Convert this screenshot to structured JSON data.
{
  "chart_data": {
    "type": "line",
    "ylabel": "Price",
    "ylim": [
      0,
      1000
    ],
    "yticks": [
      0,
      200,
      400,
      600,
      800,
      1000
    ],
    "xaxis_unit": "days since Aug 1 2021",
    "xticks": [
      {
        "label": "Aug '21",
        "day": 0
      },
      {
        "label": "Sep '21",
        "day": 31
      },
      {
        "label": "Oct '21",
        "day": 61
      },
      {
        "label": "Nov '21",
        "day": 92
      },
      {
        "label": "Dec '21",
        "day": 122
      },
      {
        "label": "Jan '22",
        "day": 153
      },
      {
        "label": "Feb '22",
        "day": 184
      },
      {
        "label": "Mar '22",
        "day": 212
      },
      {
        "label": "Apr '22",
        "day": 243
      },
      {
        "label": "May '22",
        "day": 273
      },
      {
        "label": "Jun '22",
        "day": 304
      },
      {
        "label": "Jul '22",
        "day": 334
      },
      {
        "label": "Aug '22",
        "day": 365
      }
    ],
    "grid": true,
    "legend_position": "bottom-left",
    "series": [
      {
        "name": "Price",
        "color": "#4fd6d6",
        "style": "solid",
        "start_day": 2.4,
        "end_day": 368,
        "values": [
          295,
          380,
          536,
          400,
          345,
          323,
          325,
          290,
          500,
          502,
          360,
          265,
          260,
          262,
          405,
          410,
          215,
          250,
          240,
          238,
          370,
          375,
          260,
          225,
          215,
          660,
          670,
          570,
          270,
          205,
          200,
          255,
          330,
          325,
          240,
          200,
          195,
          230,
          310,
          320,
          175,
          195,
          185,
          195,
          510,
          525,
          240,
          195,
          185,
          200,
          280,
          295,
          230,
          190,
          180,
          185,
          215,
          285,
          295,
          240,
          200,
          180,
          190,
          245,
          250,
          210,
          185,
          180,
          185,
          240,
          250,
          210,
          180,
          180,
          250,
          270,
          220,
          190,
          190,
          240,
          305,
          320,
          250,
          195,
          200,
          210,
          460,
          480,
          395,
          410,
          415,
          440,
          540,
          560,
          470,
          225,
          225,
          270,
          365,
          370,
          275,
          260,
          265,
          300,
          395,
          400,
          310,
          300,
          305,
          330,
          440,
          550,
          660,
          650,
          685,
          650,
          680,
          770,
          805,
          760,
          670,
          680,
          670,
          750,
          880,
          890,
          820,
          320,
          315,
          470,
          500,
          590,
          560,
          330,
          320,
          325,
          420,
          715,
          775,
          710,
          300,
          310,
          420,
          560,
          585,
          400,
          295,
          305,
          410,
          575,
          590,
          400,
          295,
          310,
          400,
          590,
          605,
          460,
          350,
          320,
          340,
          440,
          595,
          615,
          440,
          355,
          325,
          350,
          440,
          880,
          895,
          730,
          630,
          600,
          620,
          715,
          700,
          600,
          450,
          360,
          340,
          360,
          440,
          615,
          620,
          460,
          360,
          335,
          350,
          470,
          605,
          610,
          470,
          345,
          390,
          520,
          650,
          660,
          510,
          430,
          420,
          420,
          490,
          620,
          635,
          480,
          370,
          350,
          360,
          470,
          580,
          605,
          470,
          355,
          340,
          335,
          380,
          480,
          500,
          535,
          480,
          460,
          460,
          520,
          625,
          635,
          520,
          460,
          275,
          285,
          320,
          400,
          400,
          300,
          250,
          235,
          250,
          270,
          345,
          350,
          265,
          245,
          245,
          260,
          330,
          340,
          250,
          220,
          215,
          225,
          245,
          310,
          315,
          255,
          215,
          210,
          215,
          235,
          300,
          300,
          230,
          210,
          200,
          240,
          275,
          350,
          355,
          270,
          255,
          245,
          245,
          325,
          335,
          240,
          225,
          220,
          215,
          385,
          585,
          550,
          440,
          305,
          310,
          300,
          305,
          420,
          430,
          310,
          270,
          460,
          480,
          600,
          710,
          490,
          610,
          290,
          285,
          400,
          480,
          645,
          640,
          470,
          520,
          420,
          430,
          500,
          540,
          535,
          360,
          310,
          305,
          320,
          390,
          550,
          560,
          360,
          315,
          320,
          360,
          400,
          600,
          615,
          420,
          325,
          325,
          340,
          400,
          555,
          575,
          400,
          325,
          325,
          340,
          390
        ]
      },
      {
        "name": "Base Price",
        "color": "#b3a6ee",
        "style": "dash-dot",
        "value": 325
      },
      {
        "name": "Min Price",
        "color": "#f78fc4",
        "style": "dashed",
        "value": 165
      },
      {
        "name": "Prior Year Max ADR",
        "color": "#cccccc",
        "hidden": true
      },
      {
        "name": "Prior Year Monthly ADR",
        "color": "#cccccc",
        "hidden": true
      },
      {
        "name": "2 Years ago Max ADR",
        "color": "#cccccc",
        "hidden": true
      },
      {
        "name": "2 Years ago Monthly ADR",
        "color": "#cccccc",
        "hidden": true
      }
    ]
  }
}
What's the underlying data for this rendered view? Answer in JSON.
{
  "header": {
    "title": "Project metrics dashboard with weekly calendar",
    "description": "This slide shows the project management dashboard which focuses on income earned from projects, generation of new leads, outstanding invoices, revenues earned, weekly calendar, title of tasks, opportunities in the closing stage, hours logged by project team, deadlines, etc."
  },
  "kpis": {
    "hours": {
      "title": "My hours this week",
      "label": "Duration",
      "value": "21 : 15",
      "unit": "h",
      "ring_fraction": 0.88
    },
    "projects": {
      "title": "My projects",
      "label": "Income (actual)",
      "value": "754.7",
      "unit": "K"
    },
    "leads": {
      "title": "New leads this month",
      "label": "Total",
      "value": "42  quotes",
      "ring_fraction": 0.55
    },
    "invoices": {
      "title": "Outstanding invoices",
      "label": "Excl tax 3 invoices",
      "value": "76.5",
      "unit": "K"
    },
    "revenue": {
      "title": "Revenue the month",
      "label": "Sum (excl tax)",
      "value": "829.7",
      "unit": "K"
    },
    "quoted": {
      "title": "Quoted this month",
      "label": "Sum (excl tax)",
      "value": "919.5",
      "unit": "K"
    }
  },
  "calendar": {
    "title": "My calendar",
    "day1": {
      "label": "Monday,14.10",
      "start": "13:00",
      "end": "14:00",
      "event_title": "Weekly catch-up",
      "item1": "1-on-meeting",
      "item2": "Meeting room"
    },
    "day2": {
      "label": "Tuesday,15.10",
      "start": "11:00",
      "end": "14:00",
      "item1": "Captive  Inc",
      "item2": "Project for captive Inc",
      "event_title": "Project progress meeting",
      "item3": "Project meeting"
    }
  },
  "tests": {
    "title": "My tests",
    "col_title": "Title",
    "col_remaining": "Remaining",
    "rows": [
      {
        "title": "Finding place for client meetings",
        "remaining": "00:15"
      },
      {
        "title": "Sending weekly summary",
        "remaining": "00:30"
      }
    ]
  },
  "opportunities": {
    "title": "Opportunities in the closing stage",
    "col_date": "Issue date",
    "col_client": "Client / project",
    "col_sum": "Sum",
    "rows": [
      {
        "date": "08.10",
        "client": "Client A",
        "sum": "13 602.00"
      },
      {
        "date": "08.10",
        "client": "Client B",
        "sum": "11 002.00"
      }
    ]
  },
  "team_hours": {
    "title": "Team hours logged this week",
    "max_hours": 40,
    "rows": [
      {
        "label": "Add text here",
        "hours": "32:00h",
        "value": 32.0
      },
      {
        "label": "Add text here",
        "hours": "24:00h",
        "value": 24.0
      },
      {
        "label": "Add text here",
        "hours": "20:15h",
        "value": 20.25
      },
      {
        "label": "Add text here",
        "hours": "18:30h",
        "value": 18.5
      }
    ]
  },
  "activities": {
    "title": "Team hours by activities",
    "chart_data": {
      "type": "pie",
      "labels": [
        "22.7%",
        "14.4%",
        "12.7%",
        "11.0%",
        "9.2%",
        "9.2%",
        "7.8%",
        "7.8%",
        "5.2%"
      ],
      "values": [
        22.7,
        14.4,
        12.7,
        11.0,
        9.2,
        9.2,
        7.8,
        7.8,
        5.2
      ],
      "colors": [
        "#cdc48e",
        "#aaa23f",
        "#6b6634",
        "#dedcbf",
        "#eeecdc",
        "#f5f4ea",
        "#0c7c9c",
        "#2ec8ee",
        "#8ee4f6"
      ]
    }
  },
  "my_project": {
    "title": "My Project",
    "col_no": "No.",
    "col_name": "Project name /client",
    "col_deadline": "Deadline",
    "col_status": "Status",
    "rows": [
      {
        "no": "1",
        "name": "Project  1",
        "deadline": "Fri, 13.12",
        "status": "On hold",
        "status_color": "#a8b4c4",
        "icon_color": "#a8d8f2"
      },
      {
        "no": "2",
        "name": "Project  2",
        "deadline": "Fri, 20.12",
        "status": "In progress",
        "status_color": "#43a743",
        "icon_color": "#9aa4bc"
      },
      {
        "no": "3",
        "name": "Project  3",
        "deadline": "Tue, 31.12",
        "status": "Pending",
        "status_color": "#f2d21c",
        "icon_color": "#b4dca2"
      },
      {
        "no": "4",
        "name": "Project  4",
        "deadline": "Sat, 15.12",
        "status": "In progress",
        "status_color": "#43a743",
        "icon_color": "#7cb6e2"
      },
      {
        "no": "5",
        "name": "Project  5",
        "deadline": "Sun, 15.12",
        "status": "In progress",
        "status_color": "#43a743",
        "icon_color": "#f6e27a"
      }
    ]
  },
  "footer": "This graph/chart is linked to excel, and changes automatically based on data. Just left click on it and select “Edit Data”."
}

■ Exercise requirements ■
Your answer should be a single number: the count of lines in the entries that contain the word "activities".

■ Answer for this exercise ■
2